Find the string "Voltage" in the listing and report every line that has it.

Figure record extracts
☆ ☆ ☆ ☆
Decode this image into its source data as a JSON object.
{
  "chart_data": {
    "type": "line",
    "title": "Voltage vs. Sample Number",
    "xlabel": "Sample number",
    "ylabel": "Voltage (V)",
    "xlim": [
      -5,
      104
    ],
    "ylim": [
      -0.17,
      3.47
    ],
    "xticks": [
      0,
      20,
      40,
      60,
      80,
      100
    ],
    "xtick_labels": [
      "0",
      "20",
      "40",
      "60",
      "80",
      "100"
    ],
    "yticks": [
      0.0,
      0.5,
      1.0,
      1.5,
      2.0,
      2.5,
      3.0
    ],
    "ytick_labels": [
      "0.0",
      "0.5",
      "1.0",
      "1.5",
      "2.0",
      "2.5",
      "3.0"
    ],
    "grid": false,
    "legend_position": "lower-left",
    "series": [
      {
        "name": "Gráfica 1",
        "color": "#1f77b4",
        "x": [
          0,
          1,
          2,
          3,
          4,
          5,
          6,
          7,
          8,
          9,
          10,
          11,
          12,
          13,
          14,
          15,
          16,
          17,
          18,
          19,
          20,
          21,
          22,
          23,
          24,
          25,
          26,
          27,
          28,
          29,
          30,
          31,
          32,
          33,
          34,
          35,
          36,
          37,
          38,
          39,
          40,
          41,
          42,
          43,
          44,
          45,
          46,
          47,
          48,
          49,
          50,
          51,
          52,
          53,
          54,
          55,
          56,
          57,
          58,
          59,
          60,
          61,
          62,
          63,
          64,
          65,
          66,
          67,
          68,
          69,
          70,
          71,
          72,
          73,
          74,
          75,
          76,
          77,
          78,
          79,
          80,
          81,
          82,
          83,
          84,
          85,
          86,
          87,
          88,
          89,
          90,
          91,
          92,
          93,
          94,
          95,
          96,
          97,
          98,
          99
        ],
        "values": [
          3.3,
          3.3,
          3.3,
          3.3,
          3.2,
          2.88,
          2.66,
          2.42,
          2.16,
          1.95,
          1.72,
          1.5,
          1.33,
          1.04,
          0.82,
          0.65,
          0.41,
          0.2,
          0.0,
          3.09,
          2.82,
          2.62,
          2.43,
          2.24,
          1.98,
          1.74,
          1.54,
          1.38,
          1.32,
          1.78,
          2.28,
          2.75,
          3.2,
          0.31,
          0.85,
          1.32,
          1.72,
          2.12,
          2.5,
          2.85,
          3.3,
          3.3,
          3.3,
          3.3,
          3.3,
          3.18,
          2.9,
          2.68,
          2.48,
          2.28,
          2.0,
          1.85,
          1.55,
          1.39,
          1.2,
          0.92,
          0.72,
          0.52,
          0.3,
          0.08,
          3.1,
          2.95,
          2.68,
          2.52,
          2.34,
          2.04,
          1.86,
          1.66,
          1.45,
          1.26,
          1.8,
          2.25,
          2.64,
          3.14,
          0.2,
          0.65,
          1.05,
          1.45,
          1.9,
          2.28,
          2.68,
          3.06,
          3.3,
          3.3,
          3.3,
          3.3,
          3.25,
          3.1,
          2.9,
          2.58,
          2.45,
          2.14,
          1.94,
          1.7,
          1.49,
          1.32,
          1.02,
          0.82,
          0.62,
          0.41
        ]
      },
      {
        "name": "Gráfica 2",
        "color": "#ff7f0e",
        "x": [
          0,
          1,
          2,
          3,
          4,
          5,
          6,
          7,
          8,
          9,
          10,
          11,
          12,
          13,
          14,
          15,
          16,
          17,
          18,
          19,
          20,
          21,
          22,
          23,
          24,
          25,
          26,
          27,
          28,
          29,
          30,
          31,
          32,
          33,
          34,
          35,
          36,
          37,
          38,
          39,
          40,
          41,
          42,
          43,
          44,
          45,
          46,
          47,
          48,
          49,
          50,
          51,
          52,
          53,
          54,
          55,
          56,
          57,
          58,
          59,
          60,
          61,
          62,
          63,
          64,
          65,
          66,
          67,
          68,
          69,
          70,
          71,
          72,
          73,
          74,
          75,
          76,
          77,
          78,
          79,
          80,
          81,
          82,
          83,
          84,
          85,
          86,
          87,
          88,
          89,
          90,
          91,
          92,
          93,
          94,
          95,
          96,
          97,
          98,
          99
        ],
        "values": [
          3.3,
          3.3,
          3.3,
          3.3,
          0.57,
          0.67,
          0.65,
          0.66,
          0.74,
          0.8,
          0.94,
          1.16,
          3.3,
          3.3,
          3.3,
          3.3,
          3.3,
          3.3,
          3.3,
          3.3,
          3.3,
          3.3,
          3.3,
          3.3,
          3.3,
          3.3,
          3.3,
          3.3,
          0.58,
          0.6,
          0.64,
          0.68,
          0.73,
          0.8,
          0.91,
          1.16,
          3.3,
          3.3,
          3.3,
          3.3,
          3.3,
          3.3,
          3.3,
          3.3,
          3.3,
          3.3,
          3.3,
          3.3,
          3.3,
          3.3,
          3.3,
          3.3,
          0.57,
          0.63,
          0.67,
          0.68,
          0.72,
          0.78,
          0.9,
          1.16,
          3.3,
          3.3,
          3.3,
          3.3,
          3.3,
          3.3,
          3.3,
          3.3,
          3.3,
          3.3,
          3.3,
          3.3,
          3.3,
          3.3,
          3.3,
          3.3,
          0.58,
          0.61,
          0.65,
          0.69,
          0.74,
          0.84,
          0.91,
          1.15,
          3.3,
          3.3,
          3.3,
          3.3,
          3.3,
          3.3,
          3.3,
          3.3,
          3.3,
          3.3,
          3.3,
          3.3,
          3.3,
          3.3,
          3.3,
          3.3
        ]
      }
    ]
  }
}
☆ ☆ ☆ ☆
PROBLEM SOLUTION.
    "title": "Voltage vs. Sample Number",
    "ylabel": "Voltage (V)",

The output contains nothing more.